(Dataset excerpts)

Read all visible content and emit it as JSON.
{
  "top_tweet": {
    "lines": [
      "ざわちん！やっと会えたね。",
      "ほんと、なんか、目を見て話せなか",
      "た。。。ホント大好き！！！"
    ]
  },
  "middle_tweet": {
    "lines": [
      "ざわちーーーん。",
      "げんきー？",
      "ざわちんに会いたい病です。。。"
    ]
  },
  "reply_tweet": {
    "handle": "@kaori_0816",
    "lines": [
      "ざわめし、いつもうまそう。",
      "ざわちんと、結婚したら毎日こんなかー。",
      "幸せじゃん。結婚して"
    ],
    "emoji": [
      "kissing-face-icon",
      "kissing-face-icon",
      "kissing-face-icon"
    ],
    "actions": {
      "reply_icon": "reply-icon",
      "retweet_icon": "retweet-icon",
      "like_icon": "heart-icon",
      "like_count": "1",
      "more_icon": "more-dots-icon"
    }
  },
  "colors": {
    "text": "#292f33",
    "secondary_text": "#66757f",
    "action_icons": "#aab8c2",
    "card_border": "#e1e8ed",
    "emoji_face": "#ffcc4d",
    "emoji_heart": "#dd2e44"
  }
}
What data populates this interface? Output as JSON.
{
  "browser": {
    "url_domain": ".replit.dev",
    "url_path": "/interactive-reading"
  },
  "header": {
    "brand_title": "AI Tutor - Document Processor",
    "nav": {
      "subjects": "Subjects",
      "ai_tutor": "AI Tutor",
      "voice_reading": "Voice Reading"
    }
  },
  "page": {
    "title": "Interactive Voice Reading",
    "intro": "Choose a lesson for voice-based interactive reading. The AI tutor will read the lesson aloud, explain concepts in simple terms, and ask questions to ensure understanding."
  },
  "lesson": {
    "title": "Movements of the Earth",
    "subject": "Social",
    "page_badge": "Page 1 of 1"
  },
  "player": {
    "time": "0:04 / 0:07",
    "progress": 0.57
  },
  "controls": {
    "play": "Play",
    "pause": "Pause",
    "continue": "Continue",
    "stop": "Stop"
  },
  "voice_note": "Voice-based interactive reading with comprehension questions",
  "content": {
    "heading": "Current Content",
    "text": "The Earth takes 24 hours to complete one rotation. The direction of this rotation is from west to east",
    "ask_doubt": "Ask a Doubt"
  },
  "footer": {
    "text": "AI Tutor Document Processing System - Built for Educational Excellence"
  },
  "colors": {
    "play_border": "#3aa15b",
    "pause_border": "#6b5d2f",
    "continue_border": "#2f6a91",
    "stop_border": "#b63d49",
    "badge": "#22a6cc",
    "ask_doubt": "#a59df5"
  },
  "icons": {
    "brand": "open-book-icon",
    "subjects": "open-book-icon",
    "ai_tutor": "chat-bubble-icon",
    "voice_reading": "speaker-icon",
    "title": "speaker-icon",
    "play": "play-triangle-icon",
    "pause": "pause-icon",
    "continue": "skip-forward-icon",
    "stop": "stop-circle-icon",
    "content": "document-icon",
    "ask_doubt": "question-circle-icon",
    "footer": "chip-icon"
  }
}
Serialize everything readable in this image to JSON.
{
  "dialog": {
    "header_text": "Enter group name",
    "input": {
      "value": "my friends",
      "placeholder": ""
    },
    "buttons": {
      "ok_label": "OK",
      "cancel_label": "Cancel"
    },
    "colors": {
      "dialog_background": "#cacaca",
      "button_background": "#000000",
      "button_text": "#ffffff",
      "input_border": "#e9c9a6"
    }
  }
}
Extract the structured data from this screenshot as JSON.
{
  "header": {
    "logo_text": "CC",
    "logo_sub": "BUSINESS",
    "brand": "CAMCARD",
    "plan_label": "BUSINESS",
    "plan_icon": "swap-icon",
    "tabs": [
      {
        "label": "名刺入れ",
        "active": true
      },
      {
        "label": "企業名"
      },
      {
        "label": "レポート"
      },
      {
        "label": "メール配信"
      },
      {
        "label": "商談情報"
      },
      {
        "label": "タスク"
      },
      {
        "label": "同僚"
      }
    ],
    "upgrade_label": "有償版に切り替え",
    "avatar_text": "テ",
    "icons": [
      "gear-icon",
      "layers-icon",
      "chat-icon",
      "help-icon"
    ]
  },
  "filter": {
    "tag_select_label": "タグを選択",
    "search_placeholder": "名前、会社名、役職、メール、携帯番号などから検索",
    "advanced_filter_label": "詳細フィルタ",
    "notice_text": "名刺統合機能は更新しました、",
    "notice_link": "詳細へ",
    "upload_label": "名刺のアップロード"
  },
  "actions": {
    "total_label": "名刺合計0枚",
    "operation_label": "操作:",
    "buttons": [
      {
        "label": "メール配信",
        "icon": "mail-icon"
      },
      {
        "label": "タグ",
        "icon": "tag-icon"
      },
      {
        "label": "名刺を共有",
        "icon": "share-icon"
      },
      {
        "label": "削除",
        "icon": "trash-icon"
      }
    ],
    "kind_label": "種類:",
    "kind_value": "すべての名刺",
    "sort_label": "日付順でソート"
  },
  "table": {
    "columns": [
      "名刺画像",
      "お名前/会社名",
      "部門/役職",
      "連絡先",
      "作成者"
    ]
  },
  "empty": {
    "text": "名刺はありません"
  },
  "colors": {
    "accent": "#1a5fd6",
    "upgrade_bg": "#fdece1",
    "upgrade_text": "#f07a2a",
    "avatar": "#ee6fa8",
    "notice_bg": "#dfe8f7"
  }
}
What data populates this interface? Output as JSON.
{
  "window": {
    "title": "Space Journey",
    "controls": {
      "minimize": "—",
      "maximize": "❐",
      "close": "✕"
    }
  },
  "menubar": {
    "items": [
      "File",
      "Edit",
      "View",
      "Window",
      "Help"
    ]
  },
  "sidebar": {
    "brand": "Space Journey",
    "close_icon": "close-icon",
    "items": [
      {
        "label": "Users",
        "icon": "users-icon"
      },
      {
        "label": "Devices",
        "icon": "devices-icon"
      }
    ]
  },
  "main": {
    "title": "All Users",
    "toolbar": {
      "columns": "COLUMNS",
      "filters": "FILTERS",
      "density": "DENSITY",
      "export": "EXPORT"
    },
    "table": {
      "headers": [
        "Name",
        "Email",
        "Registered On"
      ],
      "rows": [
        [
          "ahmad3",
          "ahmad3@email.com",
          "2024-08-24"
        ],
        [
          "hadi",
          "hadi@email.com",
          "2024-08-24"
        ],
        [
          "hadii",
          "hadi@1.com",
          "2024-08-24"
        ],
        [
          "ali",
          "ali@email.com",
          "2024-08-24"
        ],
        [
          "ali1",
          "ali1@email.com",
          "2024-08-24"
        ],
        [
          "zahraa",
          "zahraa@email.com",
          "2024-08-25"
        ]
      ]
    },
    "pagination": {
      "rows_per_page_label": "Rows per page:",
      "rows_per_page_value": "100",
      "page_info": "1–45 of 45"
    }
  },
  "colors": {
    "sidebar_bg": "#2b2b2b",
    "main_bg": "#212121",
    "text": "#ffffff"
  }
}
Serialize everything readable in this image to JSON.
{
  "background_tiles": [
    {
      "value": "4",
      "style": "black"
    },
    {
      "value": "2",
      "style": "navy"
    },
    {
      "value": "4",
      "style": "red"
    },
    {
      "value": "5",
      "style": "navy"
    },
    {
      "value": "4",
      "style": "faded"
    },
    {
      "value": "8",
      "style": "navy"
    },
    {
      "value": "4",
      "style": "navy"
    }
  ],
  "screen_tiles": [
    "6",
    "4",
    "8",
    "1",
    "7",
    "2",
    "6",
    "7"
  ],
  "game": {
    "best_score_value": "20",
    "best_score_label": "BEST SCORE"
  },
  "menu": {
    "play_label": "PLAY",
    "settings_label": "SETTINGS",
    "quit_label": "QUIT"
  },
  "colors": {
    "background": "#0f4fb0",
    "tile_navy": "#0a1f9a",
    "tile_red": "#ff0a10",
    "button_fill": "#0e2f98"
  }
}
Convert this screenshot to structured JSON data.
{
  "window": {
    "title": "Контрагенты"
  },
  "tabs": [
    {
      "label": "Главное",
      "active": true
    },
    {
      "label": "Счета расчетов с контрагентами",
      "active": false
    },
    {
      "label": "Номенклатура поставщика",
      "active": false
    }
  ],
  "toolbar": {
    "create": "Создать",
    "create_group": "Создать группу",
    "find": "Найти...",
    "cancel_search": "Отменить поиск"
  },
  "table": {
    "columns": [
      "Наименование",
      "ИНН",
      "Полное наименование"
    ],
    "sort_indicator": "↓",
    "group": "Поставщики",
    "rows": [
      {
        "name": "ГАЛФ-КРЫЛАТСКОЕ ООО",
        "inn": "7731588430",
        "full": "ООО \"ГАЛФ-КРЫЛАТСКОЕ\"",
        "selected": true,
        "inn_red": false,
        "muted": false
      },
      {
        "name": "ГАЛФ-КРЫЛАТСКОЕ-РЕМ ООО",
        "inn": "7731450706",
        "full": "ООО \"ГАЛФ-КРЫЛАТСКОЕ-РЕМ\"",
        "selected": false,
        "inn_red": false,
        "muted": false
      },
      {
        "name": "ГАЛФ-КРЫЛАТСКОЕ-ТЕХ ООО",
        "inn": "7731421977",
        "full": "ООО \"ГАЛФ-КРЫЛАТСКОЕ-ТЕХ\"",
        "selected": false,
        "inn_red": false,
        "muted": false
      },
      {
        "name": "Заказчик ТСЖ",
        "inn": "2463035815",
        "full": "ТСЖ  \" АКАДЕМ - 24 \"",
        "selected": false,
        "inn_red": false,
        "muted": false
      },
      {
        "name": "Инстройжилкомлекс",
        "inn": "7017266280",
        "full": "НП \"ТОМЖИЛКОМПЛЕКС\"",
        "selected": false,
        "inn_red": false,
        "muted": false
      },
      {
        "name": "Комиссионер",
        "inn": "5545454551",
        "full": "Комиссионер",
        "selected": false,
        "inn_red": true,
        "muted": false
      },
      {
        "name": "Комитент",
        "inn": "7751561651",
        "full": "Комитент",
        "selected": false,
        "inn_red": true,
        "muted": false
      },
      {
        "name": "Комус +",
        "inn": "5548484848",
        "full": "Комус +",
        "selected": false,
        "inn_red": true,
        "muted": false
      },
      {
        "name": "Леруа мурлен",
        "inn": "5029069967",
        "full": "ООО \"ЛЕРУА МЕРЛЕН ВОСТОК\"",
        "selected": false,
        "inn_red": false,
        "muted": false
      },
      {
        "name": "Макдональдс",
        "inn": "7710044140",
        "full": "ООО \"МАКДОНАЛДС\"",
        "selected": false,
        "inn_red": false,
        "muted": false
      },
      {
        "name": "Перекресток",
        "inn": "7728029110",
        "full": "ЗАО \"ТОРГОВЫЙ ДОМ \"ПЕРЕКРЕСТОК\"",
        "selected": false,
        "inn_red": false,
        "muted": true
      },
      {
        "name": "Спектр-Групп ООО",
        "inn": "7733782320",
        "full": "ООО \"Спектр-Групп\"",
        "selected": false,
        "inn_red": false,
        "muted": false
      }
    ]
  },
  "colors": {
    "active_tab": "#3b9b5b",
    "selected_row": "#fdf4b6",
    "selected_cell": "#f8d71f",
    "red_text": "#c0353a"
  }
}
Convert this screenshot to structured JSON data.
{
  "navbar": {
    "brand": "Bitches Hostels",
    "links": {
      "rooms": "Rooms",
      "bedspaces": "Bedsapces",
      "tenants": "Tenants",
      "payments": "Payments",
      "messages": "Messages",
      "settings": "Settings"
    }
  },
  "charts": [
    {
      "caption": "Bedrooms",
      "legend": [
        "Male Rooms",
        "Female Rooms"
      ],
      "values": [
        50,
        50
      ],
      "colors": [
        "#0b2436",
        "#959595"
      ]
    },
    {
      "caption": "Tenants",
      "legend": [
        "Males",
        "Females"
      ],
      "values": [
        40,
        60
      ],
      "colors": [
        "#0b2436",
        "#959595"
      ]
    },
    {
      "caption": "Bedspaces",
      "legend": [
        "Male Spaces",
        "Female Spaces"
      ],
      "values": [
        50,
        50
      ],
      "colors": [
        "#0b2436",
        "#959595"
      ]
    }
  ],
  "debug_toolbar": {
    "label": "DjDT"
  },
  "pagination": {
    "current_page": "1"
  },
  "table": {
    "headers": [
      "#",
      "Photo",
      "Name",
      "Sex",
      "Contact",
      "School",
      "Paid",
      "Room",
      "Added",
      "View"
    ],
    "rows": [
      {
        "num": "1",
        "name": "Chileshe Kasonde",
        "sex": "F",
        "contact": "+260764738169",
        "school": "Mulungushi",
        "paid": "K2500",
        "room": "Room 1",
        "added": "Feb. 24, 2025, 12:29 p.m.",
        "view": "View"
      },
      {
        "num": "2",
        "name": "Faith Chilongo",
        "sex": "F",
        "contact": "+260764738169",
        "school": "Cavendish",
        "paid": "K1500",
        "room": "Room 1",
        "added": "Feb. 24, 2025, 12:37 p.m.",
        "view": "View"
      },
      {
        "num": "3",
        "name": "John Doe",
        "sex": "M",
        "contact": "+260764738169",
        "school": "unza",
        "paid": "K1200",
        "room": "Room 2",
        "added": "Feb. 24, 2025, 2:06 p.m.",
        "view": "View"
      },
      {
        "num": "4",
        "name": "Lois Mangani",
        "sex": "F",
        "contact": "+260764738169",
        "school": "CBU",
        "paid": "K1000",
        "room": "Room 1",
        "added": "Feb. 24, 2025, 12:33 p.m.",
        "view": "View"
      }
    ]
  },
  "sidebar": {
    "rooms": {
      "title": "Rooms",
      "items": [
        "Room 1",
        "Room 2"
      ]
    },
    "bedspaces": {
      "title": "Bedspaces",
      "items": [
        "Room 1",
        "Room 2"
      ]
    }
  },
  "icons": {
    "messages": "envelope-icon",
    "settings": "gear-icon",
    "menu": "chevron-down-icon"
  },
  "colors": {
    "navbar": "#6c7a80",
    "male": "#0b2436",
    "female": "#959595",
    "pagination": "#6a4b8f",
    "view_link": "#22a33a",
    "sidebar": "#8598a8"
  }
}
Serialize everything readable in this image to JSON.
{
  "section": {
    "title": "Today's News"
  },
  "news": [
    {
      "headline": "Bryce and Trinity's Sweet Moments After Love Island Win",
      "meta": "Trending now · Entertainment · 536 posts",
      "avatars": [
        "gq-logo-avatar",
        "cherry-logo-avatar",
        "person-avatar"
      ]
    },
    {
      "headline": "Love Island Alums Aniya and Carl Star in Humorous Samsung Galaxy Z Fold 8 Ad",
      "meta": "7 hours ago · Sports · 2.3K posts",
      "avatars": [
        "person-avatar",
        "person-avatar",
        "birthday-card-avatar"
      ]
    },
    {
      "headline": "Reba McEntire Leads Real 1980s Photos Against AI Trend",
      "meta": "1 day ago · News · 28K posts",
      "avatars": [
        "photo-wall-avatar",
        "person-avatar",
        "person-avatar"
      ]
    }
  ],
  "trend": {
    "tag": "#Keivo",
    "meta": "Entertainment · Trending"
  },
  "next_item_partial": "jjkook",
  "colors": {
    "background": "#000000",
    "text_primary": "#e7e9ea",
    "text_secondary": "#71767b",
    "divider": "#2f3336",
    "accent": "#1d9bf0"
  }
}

> **STATED EXERCISE**: Each line that has the word "Комиссионер" counts once. How many such lines are in the data? Give the number alone.

> **ANSWER**: 2